• **EXERCISE PROMPT**
Figure out how many lines of the material below contain the word "ylabel". Answer with the number only.

• **SOURCE DATA**
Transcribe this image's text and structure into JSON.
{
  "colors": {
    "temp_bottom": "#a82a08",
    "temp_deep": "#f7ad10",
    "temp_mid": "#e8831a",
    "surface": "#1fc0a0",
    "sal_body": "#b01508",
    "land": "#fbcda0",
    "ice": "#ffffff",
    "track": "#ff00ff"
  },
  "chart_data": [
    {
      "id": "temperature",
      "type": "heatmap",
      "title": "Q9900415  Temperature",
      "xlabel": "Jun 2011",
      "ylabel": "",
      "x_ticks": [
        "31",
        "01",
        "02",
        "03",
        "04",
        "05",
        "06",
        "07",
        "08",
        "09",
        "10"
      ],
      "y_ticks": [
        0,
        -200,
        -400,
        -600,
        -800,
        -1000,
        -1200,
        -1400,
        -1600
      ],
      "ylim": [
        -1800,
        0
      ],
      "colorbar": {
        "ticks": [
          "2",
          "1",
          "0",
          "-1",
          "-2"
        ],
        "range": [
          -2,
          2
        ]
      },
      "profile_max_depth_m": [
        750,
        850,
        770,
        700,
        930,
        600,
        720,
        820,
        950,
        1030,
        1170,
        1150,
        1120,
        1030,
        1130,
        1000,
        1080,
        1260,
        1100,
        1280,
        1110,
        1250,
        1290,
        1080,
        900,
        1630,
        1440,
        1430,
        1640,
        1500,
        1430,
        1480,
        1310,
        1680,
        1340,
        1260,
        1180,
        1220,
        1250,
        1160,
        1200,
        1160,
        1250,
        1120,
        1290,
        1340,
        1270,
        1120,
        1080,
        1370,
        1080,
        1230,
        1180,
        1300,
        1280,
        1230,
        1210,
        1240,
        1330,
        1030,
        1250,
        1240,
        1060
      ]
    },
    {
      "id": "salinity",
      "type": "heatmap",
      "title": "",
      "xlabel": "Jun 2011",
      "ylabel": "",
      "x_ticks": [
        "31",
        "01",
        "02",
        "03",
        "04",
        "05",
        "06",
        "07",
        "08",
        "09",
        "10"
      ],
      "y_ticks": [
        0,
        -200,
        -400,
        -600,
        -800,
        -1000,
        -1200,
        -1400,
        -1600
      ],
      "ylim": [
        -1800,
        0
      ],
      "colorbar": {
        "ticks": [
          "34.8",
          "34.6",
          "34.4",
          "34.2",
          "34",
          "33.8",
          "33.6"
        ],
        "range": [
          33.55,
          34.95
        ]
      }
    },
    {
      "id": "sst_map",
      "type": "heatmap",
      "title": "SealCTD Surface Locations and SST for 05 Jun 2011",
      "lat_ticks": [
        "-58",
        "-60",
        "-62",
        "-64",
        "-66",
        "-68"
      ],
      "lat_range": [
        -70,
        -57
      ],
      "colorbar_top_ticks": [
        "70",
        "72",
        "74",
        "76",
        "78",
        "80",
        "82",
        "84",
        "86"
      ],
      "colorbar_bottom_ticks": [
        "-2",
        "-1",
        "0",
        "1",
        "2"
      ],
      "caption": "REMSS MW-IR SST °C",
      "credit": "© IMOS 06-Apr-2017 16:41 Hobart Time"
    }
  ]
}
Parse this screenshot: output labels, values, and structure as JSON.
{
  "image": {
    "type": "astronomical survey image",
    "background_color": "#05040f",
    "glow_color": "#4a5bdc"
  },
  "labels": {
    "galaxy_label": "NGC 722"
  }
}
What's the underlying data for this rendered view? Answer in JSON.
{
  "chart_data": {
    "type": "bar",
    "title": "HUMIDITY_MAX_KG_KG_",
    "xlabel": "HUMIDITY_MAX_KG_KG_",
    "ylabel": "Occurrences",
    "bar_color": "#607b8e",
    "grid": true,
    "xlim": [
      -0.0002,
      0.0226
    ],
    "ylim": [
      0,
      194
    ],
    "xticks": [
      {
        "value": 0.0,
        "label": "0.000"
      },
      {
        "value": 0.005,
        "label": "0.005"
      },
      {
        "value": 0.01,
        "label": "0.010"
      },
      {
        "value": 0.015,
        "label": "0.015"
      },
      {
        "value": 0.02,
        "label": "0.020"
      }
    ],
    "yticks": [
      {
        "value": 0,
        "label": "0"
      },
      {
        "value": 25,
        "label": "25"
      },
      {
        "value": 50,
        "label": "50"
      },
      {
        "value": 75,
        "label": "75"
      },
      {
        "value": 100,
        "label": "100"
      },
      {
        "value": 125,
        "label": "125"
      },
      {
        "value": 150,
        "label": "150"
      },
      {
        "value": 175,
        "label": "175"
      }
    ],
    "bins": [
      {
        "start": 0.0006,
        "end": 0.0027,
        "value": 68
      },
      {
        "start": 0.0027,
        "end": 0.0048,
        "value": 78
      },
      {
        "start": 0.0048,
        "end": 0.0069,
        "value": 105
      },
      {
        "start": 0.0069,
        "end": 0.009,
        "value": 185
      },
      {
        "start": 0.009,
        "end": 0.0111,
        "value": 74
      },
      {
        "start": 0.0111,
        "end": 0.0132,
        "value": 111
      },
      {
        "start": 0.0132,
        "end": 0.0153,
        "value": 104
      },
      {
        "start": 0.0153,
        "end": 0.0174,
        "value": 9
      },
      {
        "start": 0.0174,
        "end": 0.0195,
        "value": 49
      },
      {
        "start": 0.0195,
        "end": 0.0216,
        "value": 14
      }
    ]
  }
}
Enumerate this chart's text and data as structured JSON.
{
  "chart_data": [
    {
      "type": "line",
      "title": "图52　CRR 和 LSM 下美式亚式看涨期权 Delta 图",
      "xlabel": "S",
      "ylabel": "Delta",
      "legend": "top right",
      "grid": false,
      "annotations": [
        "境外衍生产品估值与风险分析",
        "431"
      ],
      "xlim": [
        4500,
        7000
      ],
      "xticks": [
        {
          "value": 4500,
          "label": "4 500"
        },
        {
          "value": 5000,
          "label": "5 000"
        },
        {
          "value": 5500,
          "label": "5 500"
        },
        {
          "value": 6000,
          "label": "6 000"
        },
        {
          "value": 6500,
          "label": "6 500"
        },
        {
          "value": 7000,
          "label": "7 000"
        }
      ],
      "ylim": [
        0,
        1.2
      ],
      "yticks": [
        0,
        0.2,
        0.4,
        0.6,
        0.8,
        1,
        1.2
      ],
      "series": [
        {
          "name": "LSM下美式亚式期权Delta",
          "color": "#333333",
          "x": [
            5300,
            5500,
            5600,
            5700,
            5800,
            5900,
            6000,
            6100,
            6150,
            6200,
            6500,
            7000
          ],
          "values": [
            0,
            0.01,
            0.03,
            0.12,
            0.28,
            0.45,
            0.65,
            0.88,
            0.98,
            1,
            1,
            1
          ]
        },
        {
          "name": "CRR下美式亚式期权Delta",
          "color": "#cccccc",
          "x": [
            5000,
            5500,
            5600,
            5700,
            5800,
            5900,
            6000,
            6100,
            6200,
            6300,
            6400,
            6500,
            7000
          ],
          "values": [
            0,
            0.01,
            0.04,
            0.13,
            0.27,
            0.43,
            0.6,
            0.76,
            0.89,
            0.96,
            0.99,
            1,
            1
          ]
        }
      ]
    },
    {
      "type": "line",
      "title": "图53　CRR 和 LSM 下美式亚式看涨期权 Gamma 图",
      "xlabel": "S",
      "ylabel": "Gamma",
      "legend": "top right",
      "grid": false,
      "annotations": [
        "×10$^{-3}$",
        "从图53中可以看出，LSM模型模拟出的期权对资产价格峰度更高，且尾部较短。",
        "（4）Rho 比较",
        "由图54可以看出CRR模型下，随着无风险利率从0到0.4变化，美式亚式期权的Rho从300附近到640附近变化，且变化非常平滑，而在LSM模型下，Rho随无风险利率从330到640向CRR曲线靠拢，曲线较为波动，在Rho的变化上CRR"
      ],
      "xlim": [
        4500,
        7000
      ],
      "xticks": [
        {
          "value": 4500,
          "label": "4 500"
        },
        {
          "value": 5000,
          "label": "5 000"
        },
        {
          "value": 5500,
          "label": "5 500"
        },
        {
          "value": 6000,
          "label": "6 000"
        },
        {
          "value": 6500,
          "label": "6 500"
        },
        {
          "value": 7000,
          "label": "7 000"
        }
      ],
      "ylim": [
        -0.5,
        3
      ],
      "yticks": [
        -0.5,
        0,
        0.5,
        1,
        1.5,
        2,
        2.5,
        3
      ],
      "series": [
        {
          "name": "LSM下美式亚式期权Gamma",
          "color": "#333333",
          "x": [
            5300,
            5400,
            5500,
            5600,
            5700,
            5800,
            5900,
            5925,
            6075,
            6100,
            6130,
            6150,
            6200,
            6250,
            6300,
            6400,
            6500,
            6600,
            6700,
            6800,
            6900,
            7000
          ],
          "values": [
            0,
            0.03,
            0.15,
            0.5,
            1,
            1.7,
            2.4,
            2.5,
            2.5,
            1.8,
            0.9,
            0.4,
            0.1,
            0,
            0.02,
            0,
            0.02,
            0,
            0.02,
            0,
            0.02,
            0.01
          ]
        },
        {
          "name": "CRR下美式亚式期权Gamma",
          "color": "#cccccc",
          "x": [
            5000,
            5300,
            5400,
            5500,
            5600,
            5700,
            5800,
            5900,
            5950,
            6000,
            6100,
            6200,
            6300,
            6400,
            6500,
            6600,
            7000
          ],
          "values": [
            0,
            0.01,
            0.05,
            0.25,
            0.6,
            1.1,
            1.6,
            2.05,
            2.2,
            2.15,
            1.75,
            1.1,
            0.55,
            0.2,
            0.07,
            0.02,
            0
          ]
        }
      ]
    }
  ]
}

• **EXERCISE ANSWER**
5